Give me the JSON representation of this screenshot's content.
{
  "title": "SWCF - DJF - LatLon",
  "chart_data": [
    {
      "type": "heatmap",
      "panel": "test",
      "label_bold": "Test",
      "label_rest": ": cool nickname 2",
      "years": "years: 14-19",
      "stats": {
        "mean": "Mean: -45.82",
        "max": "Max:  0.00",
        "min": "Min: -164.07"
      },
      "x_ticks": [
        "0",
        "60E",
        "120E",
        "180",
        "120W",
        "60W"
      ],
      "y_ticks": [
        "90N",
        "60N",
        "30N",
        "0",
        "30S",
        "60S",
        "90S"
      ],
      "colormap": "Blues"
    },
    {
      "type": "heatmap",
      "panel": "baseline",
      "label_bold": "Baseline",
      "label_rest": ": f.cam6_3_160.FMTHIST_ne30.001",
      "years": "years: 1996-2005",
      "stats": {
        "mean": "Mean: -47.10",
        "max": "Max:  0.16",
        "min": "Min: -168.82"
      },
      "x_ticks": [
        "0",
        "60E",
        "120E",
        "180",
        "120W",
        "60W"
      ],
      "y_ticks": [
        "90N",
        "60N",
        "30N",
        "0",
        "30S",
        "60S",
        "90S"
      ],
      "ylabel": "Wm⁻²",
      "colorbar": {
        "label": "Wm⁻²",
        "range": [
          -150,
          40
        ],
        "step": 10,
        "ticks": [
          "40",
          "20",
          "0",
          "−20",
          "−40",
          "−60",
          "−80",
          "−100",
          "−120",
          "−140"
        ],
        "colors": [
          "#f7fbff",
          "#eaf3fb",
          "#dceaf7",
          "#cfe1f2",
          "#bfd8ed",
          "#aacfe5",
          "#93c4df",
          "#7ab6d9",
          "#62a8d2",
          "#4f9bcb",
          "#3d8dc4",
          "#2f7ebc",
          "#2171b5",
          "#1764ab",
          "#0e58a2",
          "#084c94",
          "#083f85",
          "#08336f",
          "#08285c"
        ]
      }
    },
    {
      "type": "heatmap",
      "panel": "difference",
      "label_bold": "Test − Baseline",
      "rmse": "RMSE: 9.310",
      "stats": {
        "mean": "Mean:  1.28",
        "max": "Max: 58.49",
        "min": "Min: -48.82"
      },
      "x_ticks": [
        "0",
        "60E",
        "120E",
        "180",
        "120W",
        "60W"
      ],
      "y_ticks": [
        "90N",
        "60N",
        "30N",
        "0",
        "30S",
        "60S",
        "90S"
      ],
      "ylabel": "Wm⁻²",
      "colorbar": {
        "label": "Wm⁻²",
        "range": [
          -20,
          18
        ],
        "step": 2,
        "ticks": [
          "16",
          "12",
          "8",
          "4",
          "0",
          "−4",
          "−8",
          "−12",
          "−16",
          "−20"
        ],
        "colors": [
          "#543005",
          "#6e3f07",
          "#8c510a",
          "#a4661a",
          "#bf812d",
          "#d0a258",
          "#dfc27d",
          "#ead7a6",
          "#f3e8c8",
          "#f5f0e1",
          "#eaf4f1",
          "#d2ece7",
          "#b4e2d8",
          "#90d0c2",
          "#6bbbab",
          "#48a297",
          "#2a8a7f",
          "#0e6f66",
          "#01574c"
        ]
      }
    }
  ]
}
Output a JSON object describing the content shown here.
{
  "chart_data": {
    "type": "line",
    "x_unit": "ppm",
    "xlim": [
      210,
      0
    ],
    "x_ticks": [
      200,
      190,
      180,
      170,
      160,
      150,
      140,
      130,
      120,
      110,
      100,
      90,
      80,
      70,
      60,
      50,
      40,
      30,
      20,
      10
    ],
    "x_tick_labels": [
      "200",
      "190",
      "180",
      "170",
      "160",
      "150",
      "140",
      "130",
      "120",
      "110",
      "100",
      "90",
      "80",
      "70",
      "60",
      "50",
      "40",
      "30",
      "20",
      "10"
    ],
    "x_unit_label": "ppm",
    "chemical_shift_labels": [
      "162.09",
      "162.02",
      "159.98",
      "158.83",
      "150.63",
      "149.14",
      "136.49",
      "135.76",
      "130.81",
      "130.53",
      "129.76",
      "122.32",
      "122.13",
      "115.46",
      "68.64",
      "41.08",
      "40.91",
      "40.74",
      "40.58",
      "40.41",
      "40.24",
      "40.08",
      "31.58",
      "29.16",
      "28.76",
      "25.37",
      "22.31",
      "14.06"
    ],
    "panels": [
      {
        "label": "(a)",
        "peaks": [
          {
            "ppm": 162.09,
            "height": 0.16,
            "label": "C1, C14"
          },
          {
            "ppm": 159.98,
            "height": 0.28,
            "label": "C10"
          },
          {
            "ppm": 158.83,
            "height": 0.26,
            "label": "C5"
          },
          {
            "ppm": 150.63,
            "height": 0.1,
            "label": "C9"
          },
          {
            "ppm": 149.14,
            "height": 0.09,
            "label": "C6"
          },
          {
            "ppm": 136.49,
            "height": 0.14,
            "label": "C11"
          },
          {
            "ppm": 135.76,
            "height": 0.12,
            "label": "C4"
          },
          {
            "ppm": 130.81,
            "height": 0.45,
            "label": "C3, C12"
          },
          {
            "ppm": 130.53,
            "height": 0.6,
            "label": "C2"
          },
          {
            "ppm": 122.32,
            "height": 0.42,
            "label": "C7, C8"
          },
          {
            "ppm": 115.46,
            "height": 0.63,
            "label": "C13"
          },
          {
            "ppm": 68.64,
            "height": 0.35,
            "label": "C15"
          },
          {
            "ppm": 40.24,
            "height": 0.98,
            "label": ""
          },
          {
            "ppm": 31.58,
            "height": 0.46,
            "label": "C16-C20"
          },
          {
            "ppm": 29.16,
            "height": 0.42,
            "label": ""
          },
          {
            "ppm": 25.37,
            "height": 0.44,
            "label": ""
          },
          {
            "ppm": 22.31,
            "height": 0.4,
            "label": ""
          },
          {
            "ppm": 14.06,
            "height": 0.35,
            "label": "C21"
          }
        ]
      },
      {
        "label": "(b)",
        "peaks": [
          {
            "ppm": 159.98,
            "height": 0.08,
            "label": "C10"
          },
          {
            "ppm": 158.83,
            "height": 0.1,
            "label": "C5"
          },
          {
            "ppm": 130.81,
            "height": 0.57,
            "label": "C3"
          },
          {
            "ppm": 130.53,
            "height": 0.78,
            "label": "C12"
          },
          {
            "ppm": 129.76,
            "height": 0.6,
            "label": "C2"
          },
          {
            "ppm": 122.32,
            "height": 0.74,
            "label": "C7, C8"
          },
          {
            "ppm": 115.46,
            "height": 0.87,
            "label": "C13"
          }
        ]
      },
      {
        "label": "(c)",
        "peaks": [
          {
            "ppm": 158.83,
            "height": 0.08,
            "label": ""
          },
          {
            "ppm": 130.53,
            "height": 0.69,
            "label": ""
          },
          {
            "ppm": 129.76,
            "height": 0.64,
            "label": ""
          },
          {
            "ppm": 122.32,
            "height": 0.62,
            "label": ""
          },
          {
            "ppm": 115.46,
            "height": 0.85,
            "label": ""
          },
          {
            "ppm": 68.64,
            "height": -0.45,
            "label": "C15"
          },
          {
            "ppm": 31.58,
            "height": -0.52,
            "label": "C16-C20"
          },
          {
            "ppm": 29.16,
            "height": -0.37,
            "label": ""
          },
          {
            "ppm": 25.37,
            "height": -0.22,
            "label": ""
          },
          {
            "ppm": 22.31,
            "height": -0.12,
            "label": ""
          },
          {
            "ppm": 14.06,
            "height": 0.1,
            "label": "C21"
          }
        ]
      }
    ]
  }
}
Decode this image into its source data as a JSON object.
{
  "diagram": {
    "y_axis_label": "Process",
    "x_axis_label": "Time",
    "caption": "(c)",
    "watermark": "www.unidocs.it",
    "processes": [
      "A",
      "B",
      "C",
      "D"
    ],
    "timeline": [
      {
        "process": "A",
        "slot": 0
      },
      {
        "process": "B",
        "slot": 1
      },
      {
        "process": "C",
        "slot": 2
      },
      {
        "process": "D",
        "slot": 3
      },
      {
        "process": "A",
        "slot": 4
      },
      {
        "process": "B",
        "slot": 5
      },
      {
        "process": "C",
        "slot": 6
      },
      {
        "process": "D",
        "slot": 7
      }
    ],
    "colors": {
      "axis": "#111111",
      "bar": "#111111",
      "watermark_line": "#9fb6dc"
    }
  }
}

===============

▶ [DIRECTIONS FOR THIS TASK]
Report every line containing the word "JSON" from the listing above.

▶ [EXPECTED ANSWER]
Give me the JSON representation of this screenshot's content.
Output a JSON object describing the content shown here.
Decode this image into its source data as a JSON object.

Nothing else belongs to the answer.